The problem:
Repeat the records exactly. Every line must match.
################
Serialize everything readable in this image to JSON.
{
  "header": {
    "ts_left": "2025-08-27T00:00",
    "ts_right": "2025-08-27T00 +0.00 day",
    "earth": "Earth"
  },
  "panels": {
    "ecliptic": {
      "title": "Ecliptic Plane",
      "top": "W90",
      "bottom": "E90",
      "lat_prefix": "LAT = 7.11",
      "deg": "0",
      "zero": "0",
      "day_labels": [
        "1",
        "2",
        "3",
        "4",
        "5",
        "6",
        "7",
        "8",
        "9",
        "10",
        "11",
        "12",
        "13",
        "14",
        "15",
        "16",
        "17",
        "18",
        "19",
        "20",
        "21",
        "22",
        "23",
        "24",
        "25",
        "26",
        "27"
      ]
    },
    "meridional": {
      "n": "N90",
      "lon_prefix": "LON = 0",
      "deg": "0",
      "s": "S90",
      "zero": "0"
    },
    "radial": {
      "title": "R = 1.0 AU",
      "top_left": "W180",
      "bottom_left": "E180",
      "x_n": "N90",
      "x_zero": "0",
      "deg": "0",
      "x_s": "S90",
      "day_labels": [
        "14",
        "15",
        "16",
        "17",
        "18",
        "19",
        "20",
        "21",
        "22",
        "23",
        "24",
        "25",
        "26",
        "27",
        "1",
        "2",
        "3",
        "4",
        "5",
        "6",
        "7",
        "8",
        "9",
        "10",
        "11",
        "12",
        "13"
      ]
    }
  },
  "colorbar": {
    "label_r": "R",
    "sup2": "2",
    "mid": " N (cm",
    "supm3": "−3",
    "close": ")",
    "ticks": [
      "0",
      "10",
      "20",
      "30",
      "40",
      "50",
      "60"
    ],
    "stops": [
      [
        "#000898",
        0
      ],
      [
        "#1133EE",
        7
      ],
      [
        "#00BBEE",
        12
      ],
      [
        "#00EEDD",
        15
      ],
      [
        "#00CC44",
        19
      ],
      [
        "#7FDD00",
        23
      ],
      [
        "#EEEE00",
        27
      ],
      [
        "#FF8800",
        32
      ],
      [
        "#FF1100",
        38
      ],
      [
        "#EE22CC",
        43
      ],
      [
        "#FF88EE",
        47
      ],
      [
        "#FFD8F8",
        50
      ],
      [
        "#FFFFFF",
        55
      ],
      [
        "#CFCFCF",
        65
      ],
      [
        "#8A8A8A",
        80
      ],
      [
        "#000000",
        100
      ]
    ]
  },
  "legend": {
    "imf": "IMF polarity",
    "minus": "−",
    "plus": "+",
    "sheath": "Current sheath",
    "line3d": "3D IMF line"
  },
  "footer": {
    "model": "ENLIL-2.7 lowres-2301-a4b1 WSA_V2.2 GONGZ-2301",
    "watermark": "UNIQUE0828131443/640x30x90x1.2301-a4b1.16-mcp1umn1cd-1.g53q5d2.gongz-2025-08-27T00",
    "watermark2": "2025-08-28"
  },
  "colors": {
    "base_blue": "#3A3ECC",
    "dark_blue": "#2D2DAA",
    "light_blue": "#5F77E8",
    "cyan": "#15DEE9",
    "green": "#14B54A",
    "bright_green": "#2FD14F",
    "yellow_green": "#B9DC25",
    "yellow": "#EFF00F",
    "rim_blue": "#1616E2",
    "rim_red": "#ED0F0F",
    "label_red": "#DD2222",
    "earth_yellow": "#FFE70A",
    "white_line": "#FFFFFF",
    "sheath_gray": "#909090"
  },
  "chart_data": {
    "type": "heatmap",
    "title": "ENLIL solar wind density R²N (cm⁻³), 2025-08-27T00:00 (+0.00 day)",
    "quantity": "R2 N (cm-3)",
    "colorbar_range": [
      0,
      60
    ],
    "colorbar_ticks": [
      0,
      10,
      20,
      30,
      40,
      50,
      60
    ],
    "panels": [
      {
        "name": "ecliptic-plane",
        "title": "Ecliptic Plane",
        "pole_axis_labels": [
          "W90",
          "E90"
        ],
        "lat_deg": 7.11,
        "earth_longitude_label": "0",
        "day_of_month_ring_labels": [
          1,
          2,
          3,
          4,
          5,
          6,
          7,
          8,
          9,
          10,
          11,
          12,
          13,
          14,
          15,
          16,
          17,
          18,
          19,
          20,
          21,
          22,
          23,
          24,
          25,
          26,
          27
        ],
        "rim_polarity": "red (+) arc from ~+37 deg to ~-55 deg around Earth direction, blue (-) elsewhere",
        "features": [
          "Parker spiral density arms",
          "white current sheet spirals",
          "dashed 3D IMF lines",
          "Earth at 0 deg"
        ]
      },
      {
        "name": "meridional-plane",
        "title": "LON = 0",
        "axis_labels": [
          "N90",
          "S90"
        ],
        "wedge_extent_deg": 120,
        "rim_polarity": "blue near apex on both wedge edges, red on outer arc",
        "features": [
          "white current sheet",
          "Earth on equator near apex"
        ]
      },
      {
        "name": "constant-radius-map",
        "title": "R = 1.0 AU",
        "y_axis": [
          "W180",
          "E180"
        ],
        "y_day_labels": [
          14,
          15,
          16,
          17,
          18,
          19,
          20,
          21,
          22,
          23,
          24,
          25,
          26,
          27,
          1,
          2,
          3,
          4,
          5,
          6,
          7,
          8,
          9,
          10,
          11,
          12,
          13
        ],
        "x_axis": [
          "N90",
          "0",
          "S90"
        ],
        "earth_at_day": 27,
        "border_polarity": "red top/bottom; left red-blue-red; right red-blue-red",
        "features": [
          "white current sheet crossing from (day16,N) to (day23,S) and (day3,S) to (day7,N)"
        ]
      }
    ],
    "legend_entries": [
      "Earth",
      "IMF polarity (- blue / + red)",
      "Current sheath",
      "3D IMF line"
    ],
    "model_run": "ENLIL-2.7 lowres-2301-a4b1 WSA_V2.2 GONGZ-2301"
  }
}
################
Problem solution:
Serialize everything readable in this image to JSON.
{
  "header": {
    "ts_left": "2025-08-27T00:00",
    "ts_right": "2025-08-27T00 +0.00 day",
    "earth": "Earth"
  },
  "panels": {
    "ecliptic": {
      "title": "Ecliptic Plane",
      "top": "W90",
      "bottom": "E90",
      "lat_prefix": "LAT = 7.11",
      "deg": "0",
      "zero": "0",
      "day_labels": [
        "1",
        "2",
        "3",
        "4",
        "5",
        "6",
        "7",
        "8",
        "9",
        "10",
        "11",
        "12",
        "13",
        "14",
        "15",
        "16",
        "17",
        "18",
        "19",
        "20",
        "21",
        "22",
        "23",
        "24",
        "25",
        "26",
        "27"
      ]
    },
    "meridional": {
      "n": "N90",
      "lon_prefix": "LON = 0",
      "deg": "0",
      "s": "S90",
      "zero": "0"
    },
    "radial": {
      "title": "R = 1.0 AU",
      "top_left": "W180",
      "bottom_left": "E180",
      "x_n": "N90",
      "x_zero": "0",
      "deg": "0",
      "x_s": "S90",
      "day_labels": [
        "14",
        "15",
        "16",
        "17",
        "18",
        "19",
        "20",
        "21",
        "22",
        "23",
        "24",
        "25",
        "26",
        "27",
        "1",
        "2",
        "3",
        "4",
        "5",
        "6",
        "7",
        "8",
        "9",
        "10",
        "11",
        "12",
        "13"
      ]
    }
  },
  "colorbar": {
    "label_r": "R",
    "sup2": "2",
    "mid": " N (cm",
    "supm3": "−3",
    "close": ")",
    "ticks": [
      "0",
      "10",
      "20",
      "30",
      "40",
      "50",
      "60"
    ],
    "stops": [
      [
        "#000898",
        0
      ],
      [
        "#1133EE",
        7
      ],
      [
        "#00BBEE",
        12
      ],
      [
        "#00EEDD",
        15
      ],
      [
        "#00CC44",
        19
      ],
      [
        "#7FDD00",
        23
      ],
      [
        "#EEEE00",
        27
      ],
      [
        "#FF8800",
        32
      ],
      [
        "#FF1100",
        38
      ],
      [
        "#EE22CC",
        43
      ],
      [
        "#FF88EE",
        47
      ],
      [
        "#FFD8F8",
        50
      ],
      [
        "#FFFFFF",
        55
      ],
      [
        "#CFCFCF",
        65
      ],
      [
        "#8A8A8A",
        80
      ],
      [
        "#000000",
        100
      ]
    ]
  },
  "legend": {
    "imf": "IMF polarity",
    "minus": "−",
    "plus": "+",
    "sheath": "Current sheath",
    "line3d": "3D IMF line"
  },
  "footer": {
    "model": "ENLIL-2.7 lowres-2301-a4b1 WSA_V2.2 GONGZ-2301",
    "watermark": "UNIQUE0828131443/640x30x90x1.2301-a4b1.16-mcp1umn1cd-1.g53q5d2.gongz-2025-08-27T00",
    "watermark2": "2025-08-28"
  },
  "colors": {
    "base_blue": "#3A3ECC",
    "dark_blue": "#2D2DAA",
    "light_blue": "#5F77E8",
    "cyan": "#15DEE9",
    "green": "#14B54A",
    "bright_green": "#2FD14F",
    "yellow_green": "#B9DC25",
    "yellow": "#EFF00F",
    "rim_blue": "#1616E2",
    "rim_red": "#ED0F0F",
    "label_red": "#DD2222",
    "earth_yellow": "#FFE70A",
    "white_line": "#FFFFFF",
    "sheath_gray": "#909090"
  },
  "chart_data": {
    "type": "heatmap",
    "title": "ENLIL solar wind density R²N (cm⁻³), 2025-08-27T00:00 (+0.00 day)",
    "quantity": "R2 N (cm-3)",
    "colorbar_range": [
      0,
      60
    ],
    "colorbar_ticks": [
      0,
      10,
      20,
      30,
      40,
      50,
      60
    ],
    "panels": [
      {
        "name": "ecliptic-plane",
        "title": "Ecliptic Plane",
        "pole_axis_labels": [
          "W90",
          "E90"
        ],
        "lat_deg": 7.11,
        "earth_longitude_label": "0",
        "day_of_month_ring_labels": [
          1,
          2,
          3,
          4,
          5,
          6,
          7,
          8,
          9,
          10,
          11,
          12,
          13,
          14,
          15,
          16,
          17,
          18,
          19,
          20,
          21,
          22,
          23,
          24,
          25,
          26,
          27
        ],
        "rim_polarity": "red (+) arc from ~+37 deg to ~-55 deg around Earth direction, blue (-) elsewhere",
        "features": [
          "Parker spiral density arms",
          "white current sheet spirals",
          "dashed 3D IMF lines",
          "Earth at 0 deg"
        ]
      },
      {
        "name": "meridional-plane",
        "title": "LON = 0",
        "axis_labels": [
          "N90",
          "S90"
        ],
        "wedge_extent_deg": 120,
        "rim_polarity": "blue near apex on both wedge edges, red on outer arc",
        "features": [
          "white current sheet",
          "Earth on equator near apex"
        ]
      },
      {
        "name": "constant-radius-map",
        "title": "R = 1.0 AU",
        "y_axis": [
          "W180",
          "E180"
        ],
        "y_day_labels": [
          14,
          15,
          16,
          17,
          18,
          19,
          20,
          21,
          22,
          23,
          24,
          25,
          26,
          27,
          1,
          2,
          3,
          4,
          5,
          6,
          7,
          8,
          9,
          10,
          11,
          12,
          13
        ],
        "x_axis": [
          "N90",
          "0",
          "S90"
        ],
        "earth_at_day": 27,
        "border_polarity": "red top/bottom; left red-blue-red; right red-blue-red",
        "features": [
          "white current sheet crossing from (day16,N) to (day23,S) and (day3,S) to (day7,N)"
        ]
      }
    ],
    "legend_entries": [
      "Earth",
      "IMF polarity (- blue / + red)",
      "Current sheath",
      "3D IMF line"
    ],
    "model_run": "ENLIL-2.7 lowres-2301-a4b1 WSA_V2.2 GONGZ-2301"
  }
}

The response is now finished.